■ WRITTEN INSTRUCTION
Select all lines in the records that include "label".

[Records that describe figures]
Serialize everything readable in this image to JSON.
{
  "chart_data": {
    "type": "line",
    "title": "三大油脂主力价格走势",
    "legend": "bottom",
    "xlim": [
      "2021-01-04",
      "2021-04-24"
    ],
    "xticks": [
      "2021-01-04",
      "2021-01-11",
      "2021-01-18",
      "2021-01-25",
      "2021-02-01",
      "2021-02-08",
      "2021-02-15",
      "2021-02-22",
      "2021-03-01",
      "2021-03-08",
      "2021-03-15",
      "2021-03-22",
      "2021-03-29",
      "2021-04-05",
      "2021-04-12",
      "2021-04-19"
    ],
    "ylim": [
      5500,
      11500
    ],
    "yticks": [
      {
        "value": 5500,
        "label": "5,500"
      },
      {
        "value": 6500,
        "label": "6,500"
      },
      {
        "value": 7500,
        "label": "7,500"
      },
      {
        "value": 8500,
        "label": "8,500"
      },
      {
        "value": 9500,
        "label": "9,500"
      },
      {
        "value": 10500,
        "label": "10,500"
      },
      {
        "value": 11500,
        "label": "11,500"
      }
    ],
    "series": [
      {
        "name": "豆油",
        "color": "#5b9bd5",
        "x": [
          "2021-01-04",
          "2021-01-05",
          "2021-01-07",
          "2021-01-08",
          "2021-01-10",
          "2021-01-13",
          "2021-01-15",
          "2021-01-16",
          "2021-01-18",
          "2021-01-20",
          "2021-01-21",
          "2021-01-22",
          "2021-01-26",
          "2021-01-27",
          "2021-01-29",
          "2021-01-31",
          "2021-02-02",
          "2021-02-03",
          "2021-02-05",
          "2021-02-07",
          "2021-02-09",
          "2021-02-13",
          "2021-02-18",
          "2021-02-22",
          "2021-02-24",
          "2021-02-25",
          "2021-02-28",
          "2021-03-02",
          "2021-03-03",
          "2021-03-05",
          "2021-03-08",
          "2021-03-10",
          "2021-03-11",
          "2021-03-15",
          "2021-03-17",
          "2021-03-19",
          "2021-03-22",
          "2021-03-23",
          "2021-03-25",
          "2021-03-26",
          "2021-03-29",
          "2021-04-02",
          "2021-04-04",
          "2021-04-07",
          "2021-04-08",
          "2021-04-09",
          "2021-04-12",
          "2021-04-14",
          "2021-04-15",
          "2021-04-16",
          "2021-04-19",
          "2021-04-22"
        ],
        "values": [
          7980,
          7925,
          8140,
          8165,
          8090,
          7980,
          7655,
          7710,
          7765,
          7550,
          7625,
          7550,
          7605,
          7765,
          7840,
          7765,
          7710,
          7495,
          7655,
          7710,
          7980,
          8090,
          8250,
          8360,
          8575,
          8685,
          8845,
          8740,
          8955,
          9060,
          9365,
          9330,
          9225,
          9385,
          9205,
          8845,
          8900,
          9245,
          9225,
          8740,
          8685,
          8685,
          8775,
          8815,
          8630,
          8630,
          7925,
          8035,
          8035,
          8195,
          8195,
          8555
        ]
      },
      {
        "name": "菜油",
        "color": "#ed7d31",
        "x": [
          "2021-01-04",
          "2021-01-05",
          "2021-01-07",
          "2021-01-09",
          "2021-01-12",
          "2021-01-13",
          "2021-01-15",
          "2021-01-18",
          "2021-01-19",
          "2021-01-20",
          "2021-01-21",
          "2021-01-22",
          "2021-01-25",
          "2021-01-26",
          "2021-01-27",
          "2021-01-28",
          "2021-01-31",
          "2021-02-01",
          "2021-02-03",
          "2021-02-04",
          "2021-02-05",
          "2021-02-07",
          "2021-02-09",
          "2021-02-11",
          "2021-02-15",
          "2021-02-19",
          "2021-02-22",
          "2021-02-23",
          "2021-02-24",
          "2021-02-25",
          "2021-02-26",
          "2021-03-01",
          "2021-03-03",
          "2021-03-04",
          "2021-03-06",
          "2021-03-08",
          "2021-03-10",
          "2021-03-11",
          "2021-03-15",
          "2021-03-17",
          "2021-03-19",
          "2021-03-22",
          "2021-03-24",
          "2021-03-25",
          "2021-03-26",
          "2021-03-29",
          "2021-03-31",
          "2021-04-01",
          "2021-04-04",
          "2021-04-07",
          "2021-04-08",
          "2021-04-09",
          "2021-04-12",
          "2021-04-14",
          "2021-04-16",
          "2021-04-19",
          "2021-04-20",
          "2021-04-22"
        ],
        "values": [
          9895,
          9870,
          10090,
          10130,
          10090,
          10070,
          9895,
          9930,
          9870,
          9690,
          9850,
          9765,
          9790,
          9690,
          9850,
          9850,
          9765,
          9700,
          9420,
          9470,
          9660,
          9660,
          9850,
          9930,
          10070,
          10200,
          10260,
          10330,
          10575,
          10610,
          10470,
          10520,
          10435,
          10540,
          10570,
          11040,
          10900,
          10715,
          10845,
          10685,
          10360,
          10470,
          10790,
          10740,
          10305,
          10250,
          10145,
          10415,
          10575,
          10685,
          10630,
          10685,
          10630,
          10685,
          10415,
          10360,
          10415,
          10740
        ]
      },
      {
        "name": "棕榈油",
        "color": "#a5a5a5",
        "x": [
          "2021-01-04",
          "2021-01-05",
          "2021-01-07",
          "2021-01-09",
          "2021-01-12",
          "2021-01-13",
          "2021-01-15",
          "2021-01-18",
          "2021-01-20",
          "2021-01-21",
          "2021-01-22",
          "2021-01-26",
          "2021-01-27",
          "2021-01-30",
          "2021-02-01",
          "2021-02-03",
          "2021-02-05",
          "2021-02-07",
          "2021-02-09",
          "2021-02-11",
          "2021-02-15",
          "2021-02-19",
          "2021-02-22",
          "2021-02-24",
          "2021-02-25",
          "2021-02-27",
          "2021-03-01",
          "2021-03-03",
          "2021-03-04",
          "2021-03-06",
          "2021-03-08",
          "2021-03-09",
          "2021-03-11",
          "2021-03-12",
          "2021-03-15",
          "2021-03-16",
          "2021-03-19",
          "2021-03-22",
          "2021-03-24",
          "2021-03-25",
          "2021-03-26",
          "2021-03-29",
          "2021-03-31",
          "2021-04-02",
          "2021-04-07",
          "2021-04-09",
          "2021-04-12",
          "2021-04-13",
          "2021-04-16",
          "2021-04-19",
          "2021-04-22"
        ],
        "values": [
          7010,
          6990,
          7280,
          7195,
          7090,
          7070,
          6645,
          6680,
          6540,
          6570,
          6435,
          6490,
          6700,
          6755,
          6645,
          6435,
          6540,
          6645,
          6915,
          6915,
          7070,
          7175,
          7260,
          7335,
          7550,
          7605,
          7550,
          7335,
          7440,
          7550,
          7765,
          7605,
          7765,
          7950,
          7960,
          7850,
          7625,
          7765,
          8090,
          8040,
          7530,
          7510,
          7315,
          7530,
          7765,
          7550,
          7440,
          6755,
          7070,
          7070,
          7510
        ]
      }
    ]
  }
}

■ RESULT OF THE EXERCISE
        "label": "5,500"
        "label": "6,500"
        "label": "7,500"
        "label": "8,500"
        "label": "9,500"
        "label": "10,500"
        "label": "11,500"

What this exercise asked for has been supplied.